_PROBLEM DESCRIPTION:_ Look through the records that follow. Copy every line containing the word "this".

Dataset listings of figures
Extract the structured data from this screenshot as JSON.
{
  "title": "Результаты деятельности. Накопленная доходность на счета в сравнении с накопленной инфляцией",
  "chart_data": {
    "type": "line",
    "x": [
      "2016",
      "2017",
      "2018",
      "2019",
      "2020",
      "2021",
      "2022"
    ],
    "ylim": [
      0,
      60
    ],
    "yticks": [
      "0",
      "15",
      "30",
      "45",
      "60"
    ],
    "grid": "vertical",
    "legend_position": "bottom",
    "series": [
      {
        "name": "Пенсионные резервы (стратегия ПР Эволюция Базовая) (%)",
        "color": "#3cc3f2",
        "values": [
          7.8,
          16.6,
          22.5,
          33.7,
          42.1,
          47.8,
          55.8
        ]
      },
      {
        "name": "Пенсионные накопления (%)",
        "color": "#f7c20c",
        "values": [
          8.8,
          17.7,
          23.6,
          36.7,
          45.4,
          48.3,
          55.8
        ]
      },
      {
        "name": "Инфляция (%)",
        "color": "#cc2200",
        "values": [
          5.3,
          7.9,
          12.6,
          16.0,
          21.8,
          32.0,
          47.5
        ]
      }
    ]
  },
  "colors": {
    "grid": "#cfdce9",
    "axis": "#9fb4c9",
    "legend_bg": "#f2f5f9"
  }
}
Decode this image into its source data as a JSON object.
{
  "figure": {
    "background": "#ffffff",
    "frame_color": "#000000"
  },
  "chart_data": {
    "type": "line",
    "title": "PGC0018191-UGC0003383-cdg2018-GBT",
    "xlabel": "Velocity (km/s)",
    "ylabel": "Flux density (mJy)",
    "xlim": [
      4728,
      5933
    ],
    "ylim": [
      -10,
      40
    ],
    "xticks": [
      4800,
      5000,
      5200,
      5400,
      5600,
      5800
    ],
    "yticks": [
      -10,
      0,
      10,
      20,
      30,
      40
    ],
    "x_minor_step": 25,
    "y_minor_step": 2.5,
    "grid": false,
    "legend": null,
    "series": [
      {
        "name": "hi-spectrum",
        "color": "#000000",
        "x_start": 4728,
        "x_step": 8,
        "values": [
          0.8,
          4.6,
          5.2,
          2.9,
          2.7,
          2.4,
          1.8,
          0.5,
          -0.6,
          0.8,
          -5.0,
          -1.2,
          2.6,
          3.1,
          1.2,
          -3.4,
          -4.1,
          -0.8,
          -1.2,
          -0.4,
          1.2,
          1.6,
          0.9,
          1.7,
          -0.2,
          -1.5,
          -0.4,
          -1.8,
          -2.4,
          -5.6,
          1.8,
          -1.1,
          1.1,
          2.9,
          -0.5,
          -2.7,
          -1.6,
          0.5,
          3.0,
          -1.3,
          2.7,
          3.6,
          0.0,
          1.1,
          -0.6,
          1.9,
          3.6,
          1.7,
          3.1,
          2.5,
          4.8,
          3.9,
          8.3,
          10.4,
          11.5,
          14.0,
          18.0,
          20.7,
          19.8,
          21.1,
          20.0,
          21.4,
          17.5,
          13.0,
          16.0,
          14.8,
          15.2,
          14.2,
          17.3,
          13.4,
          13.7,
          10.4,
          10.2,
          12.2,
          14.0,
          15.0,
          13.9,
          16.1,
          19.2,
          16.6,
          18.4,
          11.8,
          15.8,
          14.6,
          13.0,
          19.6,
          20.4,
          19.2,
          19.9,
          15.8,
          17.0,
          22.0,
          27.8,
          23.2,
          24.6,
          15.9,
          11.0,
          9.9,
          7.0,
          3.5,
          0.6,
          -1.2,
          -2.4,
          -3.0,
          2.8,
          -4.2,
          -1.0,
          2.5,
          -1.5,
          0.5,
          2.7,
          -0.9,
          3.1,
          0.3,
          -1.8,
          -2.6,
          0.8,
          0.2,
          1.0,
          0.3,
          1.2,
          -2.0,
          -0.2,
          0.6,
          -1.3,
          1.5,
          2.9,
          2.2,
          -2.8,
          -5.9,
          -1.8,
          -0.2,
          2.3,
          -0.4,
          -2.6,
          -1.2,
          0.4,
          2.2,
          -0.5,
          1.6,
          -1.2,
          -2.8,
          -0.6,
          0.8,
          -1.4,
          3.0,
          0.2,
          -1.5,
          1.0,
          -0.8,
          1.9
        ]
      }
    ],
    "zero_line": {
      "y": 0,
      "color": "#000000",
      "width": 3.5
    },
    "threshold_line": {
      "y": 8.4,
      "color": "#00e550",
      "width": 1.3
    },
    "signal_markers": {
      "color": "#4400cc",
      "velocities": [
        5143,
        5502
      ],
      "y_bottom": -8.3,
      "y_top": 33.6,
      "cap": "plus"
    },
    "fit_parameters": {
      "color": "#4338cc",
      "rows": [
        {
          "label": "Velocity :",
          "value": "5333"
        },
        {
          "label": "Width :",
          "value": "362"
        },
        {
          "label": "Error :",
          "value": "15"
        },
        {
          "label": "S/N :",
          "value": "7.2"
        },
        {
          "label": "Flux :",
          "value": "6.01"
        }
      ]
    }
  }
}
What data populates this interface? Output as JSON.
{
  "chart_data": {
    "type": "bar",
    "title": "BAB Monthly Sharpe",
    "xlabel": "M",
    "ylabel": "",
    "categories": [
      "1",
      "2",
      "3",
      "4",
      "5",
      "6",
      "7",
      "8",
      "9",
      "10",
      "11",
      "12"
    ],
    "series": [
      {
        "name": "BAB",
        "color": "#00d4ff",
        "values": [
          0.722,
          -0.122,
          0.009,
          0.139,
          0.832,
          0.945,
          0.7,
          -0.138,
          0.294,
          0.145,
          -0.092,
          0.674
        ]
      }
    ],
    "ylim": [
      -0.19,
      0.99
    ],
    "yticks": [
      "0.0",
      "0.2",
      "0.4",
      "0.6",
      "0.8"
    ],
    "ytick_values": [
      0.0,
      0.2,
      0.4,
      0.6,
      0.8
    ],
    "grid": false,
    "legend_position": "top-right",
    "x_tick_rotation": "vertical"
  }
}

_SOLUTION TO THE PROBLEM:_
Extract the structured data from this screenshot as JSON.
Decode this image into its source data as a JSON object.
What data populates this interface? Output as JSON.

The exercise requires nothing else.